- THE PROBLEM
Return the listing below in full, with every line exactly as it is.

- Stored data
[start]
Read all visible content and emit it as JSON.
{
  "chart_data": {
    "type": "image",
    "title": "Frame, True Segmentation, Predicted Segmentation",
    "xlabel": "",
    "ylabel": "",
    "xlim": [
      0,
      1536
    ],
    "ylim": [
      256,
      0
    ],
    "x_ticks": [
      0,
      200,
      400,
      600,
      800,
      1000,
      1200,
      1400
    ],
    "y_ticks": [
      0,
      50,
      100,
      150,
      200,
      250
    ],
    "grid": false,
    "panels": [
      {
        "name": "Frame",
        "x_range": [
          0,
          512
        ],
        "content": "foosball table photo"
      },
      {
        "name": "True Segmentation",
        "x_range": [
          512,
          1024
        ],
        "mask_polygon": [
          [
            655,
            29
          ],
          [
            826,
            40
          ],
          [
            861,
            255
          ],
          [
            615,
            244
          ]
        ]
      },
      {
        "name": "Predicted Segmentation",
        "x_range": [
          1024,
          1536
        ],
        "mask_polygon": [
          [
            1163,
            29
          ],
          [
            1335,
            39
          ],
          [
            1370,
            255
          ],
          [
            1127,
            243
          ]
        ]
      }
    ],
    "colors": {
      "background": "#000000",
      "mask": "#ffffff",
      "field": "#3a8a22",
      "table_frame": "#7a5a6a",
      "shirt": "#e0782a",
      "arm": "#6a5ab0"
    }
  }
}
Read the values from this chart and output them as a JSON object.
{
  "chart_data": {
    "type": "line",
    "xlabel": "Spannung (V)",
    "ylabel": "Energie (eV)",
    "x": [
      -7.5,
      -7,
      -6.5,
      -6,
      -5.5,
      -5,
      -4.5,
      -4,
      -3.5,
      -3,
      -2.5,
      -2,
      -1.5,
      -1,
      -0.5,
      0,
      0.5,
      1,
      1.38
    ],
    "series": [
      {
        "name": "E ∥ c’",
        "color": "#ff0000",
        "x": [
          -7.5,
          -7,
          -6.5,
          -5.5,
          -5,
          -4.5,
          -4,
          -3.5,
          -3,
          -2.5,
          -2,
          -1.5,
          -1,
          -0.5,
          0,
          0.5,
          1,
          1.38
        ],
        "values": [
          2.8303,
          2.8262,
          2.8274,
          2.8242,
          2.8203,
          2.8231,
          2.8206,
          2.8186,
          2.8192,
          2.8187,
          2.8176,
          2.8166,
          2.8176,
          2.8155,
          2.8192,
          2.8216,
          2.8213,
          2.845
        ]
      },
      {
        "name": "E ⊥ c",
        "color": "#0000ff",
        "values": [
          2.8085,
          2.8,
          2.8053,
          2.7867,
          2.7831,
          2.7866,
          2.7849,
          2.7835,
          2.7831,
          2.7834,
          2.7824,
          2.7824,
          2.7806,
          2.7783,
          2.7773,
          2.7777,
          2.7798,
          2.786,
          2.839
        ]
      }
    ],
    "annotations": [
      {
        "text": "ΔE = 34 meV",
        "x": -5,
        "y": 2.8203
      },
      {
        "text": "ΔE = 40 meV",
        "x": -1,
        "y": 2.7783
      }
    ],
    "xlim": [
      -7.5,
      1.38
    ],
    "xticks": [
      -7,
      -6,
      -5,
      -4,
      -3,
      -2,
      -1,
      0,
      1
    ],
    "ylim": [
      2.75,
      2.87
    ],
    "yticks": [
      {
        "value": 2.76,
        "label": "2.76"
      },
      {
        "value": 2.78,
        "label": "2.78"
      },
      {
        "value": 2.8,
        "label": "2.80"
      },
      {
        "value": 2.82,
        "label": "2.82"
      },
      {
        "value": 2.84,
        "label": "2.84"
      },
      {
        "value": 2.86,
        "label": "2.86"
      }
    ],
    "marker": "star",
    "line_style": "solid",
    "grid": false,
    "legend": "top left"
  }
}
[end]
- WRITTEN SOLUTION
Read all visible content and emit it as JSON.
{
  "chart_data": {
    "type": "image",
    "title": "Frame, True Segmentation, Predicted Segmentation",
    "xlabel": "",
    "ylabel": "",
    "xlim": [
      0,
      1536
    ],
    "ylim": [
      256,
      0
    ],
    "x_ticks": [
      0,
      200,
      400,
      600,
      800,
      1000,
      1200,
      1400
    ],
    "y_ticks": [
      0,
      50,
      100,
      150,
      200,
      250
    ],
    "grid": false,
    "panels": [
      {
        "name": "Frame",
        "x_range": [
          0,
          512
        ],
        "content": "foosball table photo"
      },
      {
        "name": "True Segmentation",
        "x_range": [
          512,
          1024
        ],
        "mask_polygon": [
          [
            655,
            29
          ],
          [
            826,
            40
          ],
          [
            861,
            255
          ],
          [
            615,
            244
          ]
        ]
      },
      {
        "name": "Predicted Segmentation",
        "x_range": [
          1024,
          1536
        ],
        "mask_polygon": [
          [
            1163,
            29
          ],
          [
            1335,
            39
          ],
          [
            1370,
            255
          ],
          [
            1127,
            243
          ]
        ]
      }
    ],
    "colors": {
      "background": "#000000",
      "mask": "#ffffff",
      "field": "#3a8a22",
      "table_frame": "#7a5a6a",
      "shirt": "#e0782a",
      "arm": "#6a5ab0"
    }
  }
}
Read the values from this chart and output them as a JSON object.
{
  "chart_data": {
    "type": "line",
    "xlabel": "Spannung (V)",
    "ylabel": "Energie (eV)",
    "x": [
      -7.5,
      -7,
      -6.5,
      -6,
      -5.5,
      -5,
      -4.5,
      -4,
      -3.5,
      -3,
      -2.5,
      -2,
      -1.5,
      -1,
      -0.5,
      0,
      0.5,
      1,
      1.38
    ],
    "series": [
      {
        "name": "E ∥ c’",
        "color": "#ff0000",
        "x": [
          -7.5,
          -7,
          -6.5,
          -5.5,
          -5,
          -4.5,
          -4,
          -3.5,
          -3,
          -2.5,
          -2,
          -1.5,
          -1,
          -0.5,
          0,
          0.5,
          1,
          1.38
        ],
        "values": [
          2.8303,
          2.8262,
          2.8274,
          2.8242,
          2.8203,
          2.8231,
          2.8206,
          2.8186,
          2.8192,
          2.8187,
          2.8176,
          2.8166,
          2.8176,
          2.8155,
          2.8192,
          2.8216,
          2.8213,
          2.845
        ]
      },
      {
        "name": "E ⊥ c",
        "color": "#0000ff",
        "values": [
          2.8085,
          2.8,
          2.8053,
          2.7867,
          2.7831,
          2.7866,
          2.7849,
          2.7835,
          2.7831,
          2.7834,
          2.7824,
          2.7824,
          2.7806,
          2.7783,
          2.7773,
          2.7777,
          2.7798,
          2.786,
          2.839
        ]
      }
    ],
    "annotations": [
      {
        "text": "ΔE = 34 meV",
        "x": -5,
        "y": 2.8203
      },
      {
        "text": "ΔE = 40 meV",
        "x": -1,
        "y": 2.7783
      }
    ],
    "xlim": [
      -7.5,
      1.38
    ],
    "xticks": [
      -7,
      -6,
      -5,
      -4,
      -3,
      -2,
      -1,
      0,
      1
    ],
    "ylim": [
      2.75,
      2.87
    ],
    "yticks": [
      {
        "value": 2.76,
        "label": "2.76"
      },
      {
        "value": 2.78,
        "label": "2.78"
      },
      {
        "value": 2.8,
        "label": "2.80"
      },
      {
        "value": 2.82,
        "label": "2.82"
      },
      {
        "value": 2.84,
        "label": "2.84"
      },
      {
        "value": 2.86,
        "label": "2.86"
      }
    ],
    "marker": "star",
    "line_style": "solid",
    "grid": false,
    "legend": "top left"
  }
}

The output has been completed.